_SHORT PROBLEM_
The listing below should be copied in full, word for word.

_INPUT_

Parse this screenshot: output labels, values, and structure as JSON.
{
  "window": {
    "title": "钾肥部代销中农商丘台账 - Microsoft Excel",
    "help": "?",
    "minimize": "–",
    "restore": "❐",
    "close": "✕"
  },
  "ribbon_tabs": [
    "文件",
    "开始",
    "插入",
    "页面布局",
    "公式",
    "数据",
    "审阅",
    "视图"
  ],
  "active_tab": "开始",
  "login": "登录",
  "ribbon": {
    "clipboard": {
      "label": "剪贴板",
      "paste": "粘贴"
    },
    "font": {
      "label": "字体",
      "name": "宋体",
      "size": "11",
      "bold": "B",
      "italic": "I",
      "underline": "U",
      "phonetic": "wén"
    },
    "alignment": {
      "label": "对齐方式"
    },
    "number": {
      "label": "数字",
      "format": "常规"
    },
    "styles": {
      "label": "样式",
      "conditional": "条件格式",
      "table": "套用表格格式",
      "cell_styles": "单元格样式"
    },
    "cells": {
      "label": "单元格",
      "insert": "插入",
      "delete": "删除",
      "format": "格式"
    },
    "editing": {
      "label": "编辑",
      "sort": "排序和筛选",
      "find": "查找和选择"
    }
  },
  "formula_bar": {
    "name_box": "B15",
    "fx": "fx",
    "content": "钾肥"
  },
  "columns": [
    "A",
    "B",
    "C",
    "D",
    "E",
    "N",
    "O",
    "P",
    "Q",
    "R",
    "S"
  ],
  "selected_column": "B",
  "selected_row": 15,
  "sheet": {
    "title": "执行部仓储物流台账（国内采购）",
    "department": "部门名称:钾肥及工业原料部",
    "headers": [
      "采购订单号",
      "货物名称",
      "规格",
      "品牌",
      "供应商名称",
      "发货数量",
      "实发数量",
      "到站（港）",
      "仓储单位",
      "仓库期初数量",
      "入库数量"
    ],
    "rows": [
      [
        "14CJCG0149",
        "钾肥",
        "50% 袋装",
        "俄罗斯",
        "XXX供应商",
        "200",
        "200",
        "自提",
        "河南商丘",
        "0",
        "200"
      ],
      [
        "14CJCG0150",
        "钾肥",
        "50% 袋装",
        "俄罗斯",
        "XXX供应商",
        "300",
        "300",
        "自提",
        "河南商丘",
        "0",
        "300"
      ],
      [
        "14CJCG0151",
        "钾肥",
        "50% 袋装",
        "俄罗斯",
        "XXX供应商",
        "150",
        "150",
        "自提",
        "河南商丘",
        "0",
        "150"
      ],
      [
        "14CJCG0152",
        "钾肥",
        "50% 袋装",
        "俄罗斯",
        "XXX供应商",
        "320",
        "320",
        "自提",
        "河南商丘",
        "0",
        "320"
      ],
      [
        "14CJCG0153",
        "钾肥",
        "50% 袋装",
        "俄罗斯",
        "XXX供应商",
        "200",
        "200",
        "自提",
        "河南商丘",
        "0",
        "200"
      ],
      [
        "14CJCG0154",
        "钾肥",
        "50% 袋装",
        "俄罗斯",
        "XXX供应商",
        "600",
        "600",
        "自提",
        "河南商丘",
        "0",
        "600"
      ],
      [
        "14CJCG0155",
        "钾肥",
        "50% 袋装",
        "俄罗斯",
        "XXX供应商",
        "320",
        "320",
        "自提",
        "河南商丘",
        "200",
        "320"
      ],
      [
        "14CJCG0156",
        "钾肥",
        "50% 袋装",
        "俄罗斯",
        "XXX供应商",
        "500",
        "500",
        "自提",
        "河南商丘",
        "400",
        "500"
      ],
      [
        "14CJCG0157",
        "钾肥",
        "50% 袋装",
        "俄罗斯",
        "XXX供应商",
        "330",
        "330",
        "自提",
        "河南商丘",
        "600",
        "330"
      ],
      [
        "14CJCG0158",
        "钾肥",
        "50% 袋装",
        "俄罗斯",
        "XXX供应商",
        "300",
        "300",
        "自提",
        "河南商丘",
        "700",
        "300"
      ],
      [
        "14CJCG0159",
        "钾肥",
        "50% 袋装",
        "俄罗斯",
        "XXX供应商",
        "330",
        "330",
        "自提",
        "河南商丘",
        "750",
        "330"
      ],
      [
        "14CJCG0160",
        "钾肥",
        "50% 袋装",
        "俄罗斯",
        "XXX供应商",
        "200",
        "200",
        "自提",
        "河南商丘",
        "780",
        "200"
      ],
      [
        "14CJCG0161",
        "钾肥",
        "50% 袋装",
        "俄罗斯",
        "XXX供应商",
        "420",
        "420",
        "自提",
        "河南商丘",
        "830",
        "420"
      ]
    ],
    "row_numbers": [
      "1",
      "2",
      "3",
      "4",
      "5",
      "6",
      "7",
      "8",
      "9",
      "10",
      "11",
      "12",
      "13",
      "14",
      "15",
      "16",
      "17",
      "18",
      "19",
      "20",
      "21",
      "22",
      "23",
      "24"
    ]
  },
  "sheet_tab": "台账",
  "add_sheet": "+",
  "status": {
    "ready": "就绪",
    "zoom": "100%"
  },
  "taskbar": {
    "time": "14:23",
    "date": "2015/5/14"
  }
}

_ANSWER TO THE TASK_
Parse this screenshot: output labels, values, and structure as JSON.
{
  "window": {
    "title": "钾肥部代销中农商丘台账 - Microsoft Excel",
    "help": "?",
    "minimize": "–",
    "restore": "❐",
    "close": "✕"
  },
  "ribbon_tabs": [
    "文件",
    "开始",
    "插入",
    "页面布局",
    "公式",
    "数据",
    "审阅",
    "视图"
  ],
  "active_tab": "开始",
  "login": "登录",
  "ribbon": {
    "clipboard": {
      "label": "剪贴板",
      "paste": "粘贴"
    },
    "font": {
      "label": "字体",
      "name": "宋体",
      "size": "11",
      "bold": "B",
      "italic": "I",
      "underline": "U",
      "phonetic": "wén"
    },
    "alignment": {
      "label": "对齐方式"
    },
    "number": {
      "label": "数字",
      "format": "常规"
    },
    "styles": {
      "label": "样式",
      "conditional": "条件格式",
      "table": "套用表格格式",
      "cell_styles": "单元格样式"
    },
    "cells": {
      "label": "单元格",
      "insert": "插入",
      "delete": "删除",
      "format": "格式"
    },
    "editing": {
      "label": "编辑",
      "sort": "排序和筛选",
      "find": "查找和选择"
    }
  },
  "formula_bar": {
    "name_box": "B15",
    "fx": "fx",
    "content": "钾肥"
  },
  "columns": [
    "A",
    "B",
    "C",
    "D",
    "E",
    "N",
    "O",
    "P",
    "Q",
    "R",
    "S"
  ],
  "selected_column": "B",
  "selected_row": 15,
  "sheet": {
    "title": "执行部仓储物流台账（国内采购）",
    "department": "部门名称:钾肥及工业原料部",
    "headers": [
      "采购订单号",
      "货物名称",
      "规格",
      "品牌",
      "供应商名称",
      "发货数量",
      "实发数量",
      "到站（港）",
      "仓储单位",
      "仓库期初数量",
      "入库数量"
    ],
    "rows": [
      [
        "14CJCG0149",
        "钾肥",
        "50% 袋装",
        "俄罗斯",
        "XXX供应商",
        "200",
        "200",
        "自提",
        "河南商丘",
        "0",
        "200"
      ],
      [
        "14CJCG0150",
        "钾肥",
        "50% 袋装",
        "俄罗斯",
        "XXX供应商",
        "300",
        "300",
        "自提",
        "河南商丘",
        "0",
        "300"
      ],
      [
        "14CJCG0151",
        "钾肥",
        "50% 袋装",
        "俄罗斯",
        "XXX供应商",
        "150",
        "150",
        "自提",
        "河南商丘",
        "0",
        "150"
      ],
      [
        "14CJCG0152",
        "钾肥",
        "50% 袋装",
        "俄罗斯",
        "XXX供应商",
        "320",
        "320",
        "自提",
        "河南商丘",
        "0",
        "320"
      ],
      [
        "14CJCG0153",
        "钾肥",
        "50% 袋装",
        "俄罗斯",
        "XXX供应商",
        "200",
        "200",
        "自提",
        "河南商丘",
        "0",
        "200"
      ],
      [
        "14CJCG0154",
        "钾肥",
        "50% 袋装",
        "俄罗斯",
        "XXX供应商",
        "600",
        "600",
        "自提",
        "河南商丘",
        "0",
        "600"
      ],
      [
        "14CJCG0155",
        "钾肥",
        "50% 袋装",
        "俄罗斯",
        "XXX供应商",
        "320",
        "320",
        "自提",
        "河南商丘",
        "200",
        "320"
      ],
      [
        "14CJCG0156",
        "钾肥",
        "50% 袋装",
        "俄罗斯",
        "XXX供应商",
        "500",
        "500",
        "自提",
        "河南商丘",
        "400",
        "500"
      ],
      [
        "14CJCG0157",
        "钾肥",
        "50% 袋装",
        "俄罗斯",
        "XXX供应商",
        "330",
        "330",
        "自提",
        "河南商丘",
        "600",
        "330"
      ],
      [
        "14CJCG0158",
        "钾肥",
        "50% 袋装",
        "俄罗斯",
        "XXX供应商",
        "300",
        "300",
        "自提",
        "河南商丘",
        "700",
        "300"
      ],
      [
        "14CJCG0159",
        "钾肥",
        "50% 袋装",
        "俄罗斯",
        "XXX供应商",
        "330",
        "330",
        "自提",
        "河南商丘",
        "750",
        "330"
      ],
      [
        "14CJCG0160",
        "钾肥",
        "50% 袋装",
        "俄罗斯",
        "XXX供应商",
        "200",
        "200",
        "自提",
        "河南商丘",
        "780",
        "200"
      ],
      [
        "14CJCG0161",
        "钾肥",
        "50% 袋装",
        "俄罗斯",
        "XXX供应商",
        "420",
        "420",
        "自提",
        "河南商丘",
        "830",
        "420"
      ]
    ],
    "row_numbers": [
      "1",
      "2",
      "3",
      "4",
      "5",
      "6",
      "7",
      "8",
      "9",
      "10",
      "11",
      "12",
      "13",
      "14",
      "15",
      "16",
      "17",
      "18",
      "19",
      "20",
      "21",
      "22",
      "23",
      "24"
    ]
  },
  "sheet_tab": "台账",
  "add_sheet": "+",
  "status": {
    "ready": "就绪",
    "zoom": "100%"
  },
  "taskbar": {
    "time": "14:23",
    "date": "2015/5/14"
  }
}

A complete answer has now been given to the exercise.